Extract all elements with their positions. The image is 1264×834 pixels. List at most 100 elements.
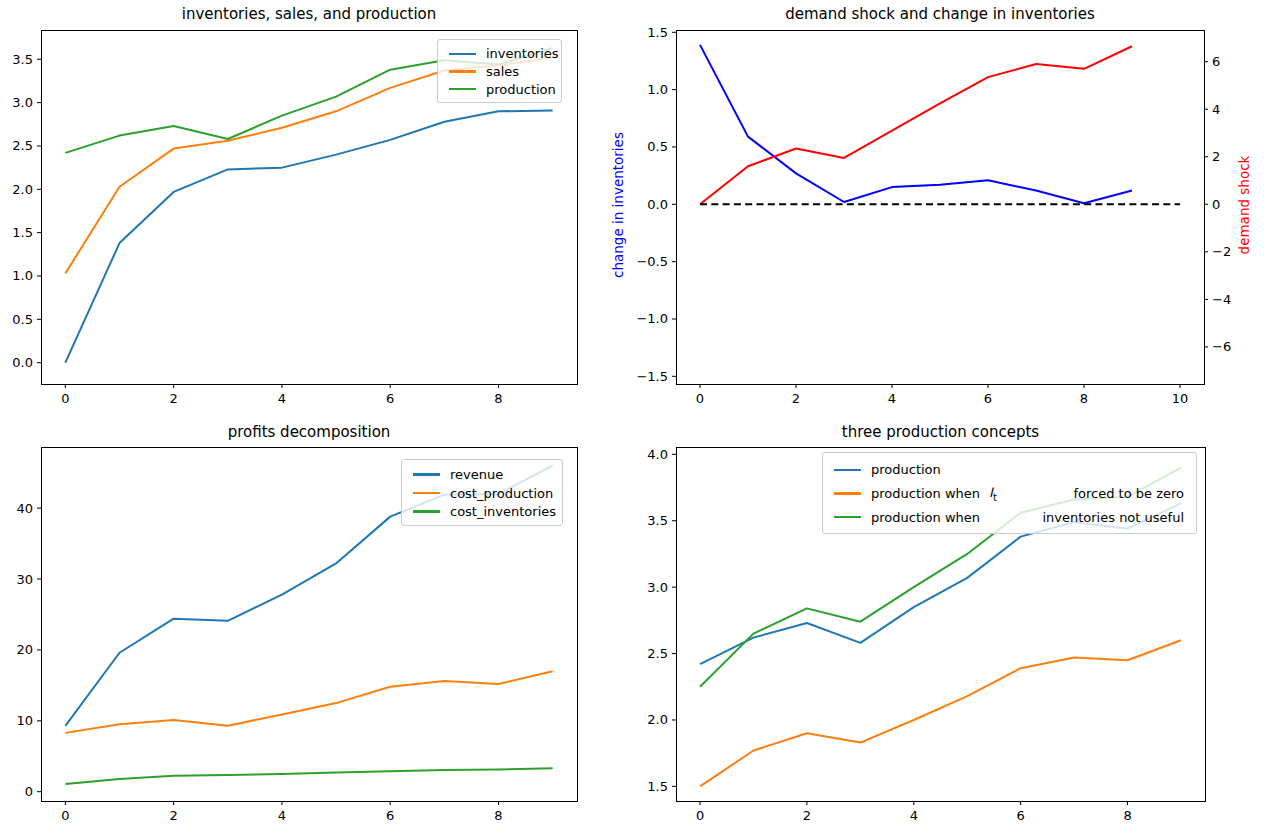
series-line-inventories bbox=[65, 110, 552, 362]
legend-item-cost-inventories: cost_inventories bbox=[413, 502, 554, 521]
series-line-demand-shock bbox=[700, 46, 1132, 204]
legend-label-tail: forced to be zero bbox=[1073, 486, 1188, 501]
matplotlib-figure: 0 2 4 6 8 0.0 0.5 1.0 1.5 2.0 2.5 3.0 3.5 0 2 4 6 8 10 −1.5… bbox=[0, 0, 1264, 834]
y-tick-label: 2.5 bbox=[647, 646, 668, 661]
y-tick-label: 40 bbox=[16, 501, 33, 516]
subplot-title-demand-shock: demand shock and change in inventories bbox=[676, 5, 1204, 23]
y-tick-label: 1.5 bbox=[647, 25, 668, 40]
y-tick-label: 3.5 bbox=[12, 52, 33, 67]
x-tick-label: 4 bbox=[278, 808, 286, 823]
subplot-title-inventories-sales-production: inventories, sales, and production bbox=[41, 5, 577, 23]
y-tick-label: 0.0 bbox=[647, 197, 668, 212]
right-y-tick-label: 4 bbox=[1212, 102, 1220, 117]
x-tick-label: 2 bbox=[792, 391, 800, 406]
legend-item-production: production bbox=[449, 80, 553, 98]
x-tick-label: 8 bbox=[1080, 391, 1088, 406]
legend-label: inventories bbox=[486, 46, 559, 61]
y-tick-label: 1.0 bbox=[12, 268, 33, 283]
legend-swatch bbox=[413, 492, 440, 495]
y-tick-label: −1.5 bbox=[636, 369, 668, 384]
x-tick-label: 6 bbox=[984, 391, 992, 406]
legend-item-production-when-inventories-not-useful: production when inventories not useful bbox=[834, 505, 1188, 529]
x-tick-label: 0 bbox=[696, 391, 704, 406]
y-tick-label: −0.5 bbox=[636, 254, 668, 269]
legend-label: cost_inventories bbox=[450, 504, 556, 519]
legend-swatch bbox=[413, 473, 440, 476]
legend-label: production when bbox=[871, 486, 980, 501]
right-y-tick-label: 0 bbox=[1212, 197, 1220, 212]
subplot-title-three-production-concepts: three production concepts bbox=[676, 423, 1205, 441]
x-tick-label: 6 bbox=[386, 808, 394, 823]
x-tick-label: 0 bbox=[61, 391, 69, 406]
ylabel-demand-shock: demand shock bbox=[1236, 156, 1252, 255]
x-tick-label: 8 bbox=[494, 808, 502, 823]
series-line-change-in-inventories bbox=[700, 45, 1132, 203]
legend-item-sales: sales bbox=[449, 63, 553, 81]
subplot-title-profits-decomposition: profits decomposition bbox=[41, 423, 577, 441]
x-tick-label: 4 bbox=[910, 808, 918, 823]
legend-swatch bbox=[834, 469, 861, 472]
x-tick-label: 2 bbox=[170, 391, 178, 406]
legend-label-tail: inventories not useful bbox=[1042, 510, 1188, 525]
x-tick-label: 10 bbox=[1172, 391, 1189, 406]
y-tick-label: 2.5 bbox=[12, 138, 33, 153]
subplot-demand-shock-change-in-inventories: 0246810−1.5−1.0−0.50.00.51.01.5−6−4−2024… bbox=[636, 25, 1231, 406]
y-tick-label: 0 bbox=[25, 784, 33, 799]
legend-profits-decomposition: revenue cost_production cost_inventories bbox=[401, 459, 563, 526]
ylabel-change-in-inventories: change in inventories bbox=[610, 132, 626, 278]
plots-canvas: 0 2 4 6 8 0.0 0.5 1.0 1.5 2.0 2.5 3.0 3.5 0 2 4 6 8 10 −1.5… bbox=[0, 0, 1264, 834]
y-tick-label: 3.5 bbox=[647, 513, 668, 528]
legend-label: cost_production bbox=[450, 486, 553, 501]
right-y-tick-label: 6 bbox=[1212, 54, 1220, 69]
x-tick-label: 4 bbox=[278, 391, 286, 406]
legend-swatch bbox=[413, 510, 440, 513]
right-y-tick-label: −2 bbox=[1212, 244, 1231, 259]
x-tick-label: 2 bbox=[803, 808, 811, 823]
axes-spines bbox=[676, 30, 1204, 384]
legend-math-symbol: It bbox=[989, 485, 997, 503]
x-tick-label: 6 bbox=[1017, 808, 1025, 823]
y-tick-label: 2.0 bbox=[647, 712, 668, 727]
x-tick-label: 8 bbox=[494, 391, 502, 406]
y-tick-label: 20 bbox=[16, 642, 33, 657]
legend-label: production bbox=[486, 82, 556, 97]
y-tick-label: −1.0 bbox=[636, 311, 668, 326]
x-tick-label: 2 bbox=[170, 808, 178, 823]
legend-label: sales bbox=[486, 64, 519, 79]
legend-swatch bbox=[834, 492, 861, 495]
legend-label: production bbox=[871, 462, 941, 477]
y-tick-label: 1.0 bbox=[647, 82, 668, 97]
legend-swatch bbox=[449, 53, 476, 56]
legend-item-production: production bbox=[834, 458, 1188, 482]
y-tick-label: 4.0 bbox=[647, 447, 668, 462]
y-tick-label: 10 bbox=[16, 713, 33, 728]
legend-item-cost-production: cost_production bbox=[413, 484, 554, 503]
legend-three-production-concepts: production production when It forced to be … bbox=[822, 452, 1197, 534]
legend-label: revenue bbox=[450, 467, 503, 482]
legend-item-inventories: inventories bbox=[449, 45, 553, 63]
right-y-tick-label: −4 bbox=[1212, 292, 1231, 307]
legend-swatch bbox=[449, 70, 476, 73]
y-tick-label: 3.0 bbox=[12, 95, 33, 110]
y-tick-label: 0.0 bbox=[12, 355, 33, 370]
legend-swatch bbox=[449, 88, 476, 91]
x-tick-label: 0 bbox=[61, 808, 69, 823]
y-tick-label: 3.0 bbox=[647, 580, 668, 595]
legend-inventories-sales-production: inventoriessalesproduction bbox=[437, 39, 562, 103]
legend-item-production-when-forced-to-be-zero: production when It forced to be zero bbox=[834, 482, 1188, 506]
right-y-tick-label: 2 bbox=[1212, 149, 1220, 164]
series-line-production-when-i-t-forced-to-be-zero bbox=[700, 640, 1181, 786]
y-tick-label: 1.5 bbox=[647, 779, 668, 794]
series-line-cost-production bbox=[65, 671, 552, 733]
legend-item-revenue: revenue bbox=[413, 465, 554, 484]
legend-label: production when bbox=[871, 510, 980, 525]
x-tick-label: 8 bbox=[1123, 808, 1131, 823]
series-line-cost-inventories bbox=[65, 768, 552, 784]
legend-swatch bbox=[834, 516, 861, 519]
y-tick-label: 0.5 bbox=[12, 312, 33, 327]
y-tick-label: 1.5 bbox=[12, 225, 33, 240]
x-tick-label: 6 bbox=[386, 391, 394, 406]
y-tick-label: 2.0 bbox=[12, 182, 33, 197]
y-tick-label: 30 bbox=[16, 572, 33, 587]
right-y-tick-label: −6 bbox=[1212, 339, 1231, 354]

______________________________

Can you give every line of the items above as a numbered list, with blank lines and pictures left out?

**OUTPUT FOR THIS EXERCISE**
1. Extract all elements with their positions. The image is 1264×834 pixels. List at most 100 elements.
2. series-line-inventories bbox=[65, 110, 552, 362]
3. legend-item-cost-inventories: cost_inventories bbox=[413, 502, 554, 521]
4. series-line-demand-shock bbox=[700, 46, 1132, 204]
5. legend-label-tail: forced to be zero bbox=[1073, 486, 1188, 501]
6. matplotlib-figure: 0 2 4 6 8 0.0 0.5 1.0 1.5 2.0 2.5 3.0 3.5 0 2 4 6 8 10 −1.5… bbox=[0, 0, 1264, 834]
7. y-tick-label: 2.5 bbox=[647, 646, 668, 661]
8. y-tick-label: 40 bbox=[16, 501, 33, 516]
9. subplot-title-demand-shock: demand shock and change in inventories bbox=[676, 5, 1204, 23]
10. y-tick-label: 1.5 bbox=[647, 25, 668, 40]
11. y-tick-label: 3.5 bbox=[12, 52, 33, 67]
12. x-tick-label: 4 bbox=[278, 808, 286, 823]
13. subplot-title-inventories-sales-production: inventories, sales, and production bbox=[41, 5, 577, 23]
14. y-tick-label: 0.0 bbox=[647, 197, 668, 212]
15. right-y-tick-label: 4 bbox=[1212, 102, 1220, 117]
16. x-tick-label: 2 bbox=[792, 391, 800, 406]
17. legend-item-production: production bbox=[449, 80, 553, 98]
18. x-tick-label: 8 bbox=[1080, 391, 1088, 406]
19. legend-label: inventories bbox=[486, 46, 559, 61]
20. y-tick-label: 1.0 bbox=[12, 268, 33, 283]
21. legend-swatch bbox=[413, 492, 440, 495]
22. y-tick-label: −1.5 bbox=[636, 369, 668, 384]
23. x-tick-label: 6 bbox=[984, 391, 992, 406]
24. legend-item-production-when-inventories-not-useful: production when inventories not useful bbox=[834, 505, 1188, 529]
25. x-tick-label: 0 bbox=[696, 391, 704, 406]
26. y-tick-label: −0.5 bbox=[636, 254, 668, 269]
27. legend-label: cost_inventories bbox=[450, 504, 556, 519]
28. legend-swatch bbox=[413, 473, 440, 476]
29. legend-label: production when bbox=[871, 486, 980, 501]
30. right-y-tick-label: 0 bbox=[1212, 197, 1220, 212]
31. subplot-title-three-production-concepts: three production concepts bbox=[676, 423, 1205, 441]
32. x-tick-label: 6 bbox=[386, 808, 394, 823]
33. x-tick-label: 0 bbox=[61, 391, 69, 406]
34. ylabel-demand-shock: demand shock bbox=[1236, 156, 1252, 255]
35. x-tick-label: 8 bbox=[494, 808, 502, 823]
36. series-line-change-in-inventories bbox=[700, 45, 1132, 203]
37. legend-item-sales: sales bbox=[449, 63, 553, 81]
38. subplot-title-profits-decomposition: profits decomposition bbox=[41, 423, 577, 441]
39. x-tick-label: 4 bbox=[910, 808, 918, 823]
40. legend-swatch bbox=[834, 469, 861, 472]
41. x-tick-label: 2 bbox=[170, 391, 178, 406]
42. legend-label-tail: inventories not useful bbox=[1042, 510, 1188, 525]
43. x-tick-label: 10 bbox=[1172, 391, 1189, 406]
44. y-tick-label: 2.5 bbox=[12, 138, 33, 153]
45. subplot-demand-shock-change-in-inventories: 0246810−1.5−1.0−0.50.00.51.01.5−6−4−2024… bbox=[636, 25, 1231, 406]
46. y-tick-label: 0 bbox=[25, 784, 33, 799]
47. legend-profits-decomposition: revenue cost_production cost_inventories bbox=[401, 459, 563, 526]
48. ylabel-change-in-inventories: change in inventories bbox=[610, 132, 626, 278]
49. plots-canvas: 0 2 4 6 8 0.0 0.5 1.0 1.5 2.0 2.5 3.0 3.5 0 2 4 6 8 10 −1.5… bbox=[0, 0, 1264, 834]
50. y-tick-label: 3.5 bbox=[647, 513, 668, 528]
51. legend-label: cost_production bbox=[450, 486, 553, 501]
52. right-y-tick-label: 6 bbox=[1212, 54, 1220, 69]
53. x-tick-label: 4 bbox=[278, 391, 286, 406]
54. legend-swatch bbox=[413, 510, 440, 513]
55. right-y-tick-label: −2 bbox=[1212, 244, 1231, 259]
56. x-tick-label: 2 bbox=[803, 808, 811, 823]
57. axes-spines bbox=[676, 30, 1204, 384]
58. legend-math-symbol: It bbox=[989, 485, 997, 503]
59. x-tick-label: 6 bbox=[1017, 808, 1025, 823]
60. y-tick-label: 2.0 bbox=[647, 712, 668, 727]
61. x-tick-label: 8 bbox=[494, 391, 502, 406]
62. y-tick-label: 20 bbox=[16, 642, 33, 657]
63. legend-label: production bbox=[486, 82, 556, 97]
64. y-tick-label: −1.0 bbox=[636, 311, 668, 326]
65. x-tick-label: 2 bbox=[170, 808, 178, 823]
66. legend-label: sales bbox=[486, 64, 519, 79]
67. legend-swatch bbox=[834, 492, 861, 495]
68. legend-label: production bbox=[871, 462, 941, 477]
69. y-tick-label: 1.0 bbox=[647, 82, 668, 97]
70. legend-swatch bbox=[449, 53, 476, 56]
71. legend-item-production: production bbox=[834, 458, 1188, 482]
72. y-tick-label: 4.0 bbox=[647, 447, 668, 462]
73. y-tick-label: 10 bbox=[16, 713, 33, 728]
74. legend-item-cost-production: cost_production bbox=[413, 484, 554, 503]
75. legend-three-production-concepts: production production when It forced to be … bbox=[822, 452, 1197, 534]
76. legend-label: revenue bbox=[450, 467, 503, 482]
77. legend-item-inventories: inventories bbox=[449, 45, 553, 63]
78. right-y-tick-label: −4 bbox=[1212, 292, 1231, 307]
79. legend-swatch bbox=[449, 70, 476, 73]
80. y-tick-label: 3.0 bbox=[12, 95, 33, 110]
81. y-tick-label: 0.0 bbox=[12, 355, 33, 370]
82. legend-swatch bbox=[449, 88, 476, 91]
83. x-tick-label: 0 bbox=[61, 808, 69, 823]
84. y-tick-label: 3.0 bbox=[647, 580, 668, 595]
85. legend-inventories-sales-production: inventoriessalesproduction bbox=[437, 39, 562, 103]
86. legend-item-production-when-forced-to-be-zero: production when It forced to be zero bbox=[834, 482, 1188, 506]
87. right-y-tick-label: 2 bbox=[1212, 149, 1220, 164]
88. series-line-production-when-i-t-forced-to-be-zero bbox=[700, 640, 1181, 786]
89. y-tick-label: 1.5 bbox=[647, 779, 668, 794]
90. series-line-cost-production bbox=[65, 671, 552, 733]
91. legend-item-revenue: revenue bbox=[413, 465, 554, 484]
92. legend-label: production when bbox=[871, 510, 980, 525]
93. x-tick-label: 8 bbox=[1123, 808, 1131, 823]
94. series-line-cost-inventories bbox=[65, 768, 552, 784]
95. legend-swatch bbox=[834, 516, 861, 519]
96. y-tick-label: 0.5 bbox=[12, 312, 33, 327]
97. y-tick-label: 1.5 bbox=[12, 225, 33, 240]
98. x-tick-label: 6 bbox=[386, 391, 394, 406]
99. y-tick-label: 2.0 bbox=[12, 182, 33, 197]
100. y-tick-label: 30 bbox=[16, 572, 33, 587]
101. right-y-tick-label: −6 bbox=[1212, 339, 1231, 354]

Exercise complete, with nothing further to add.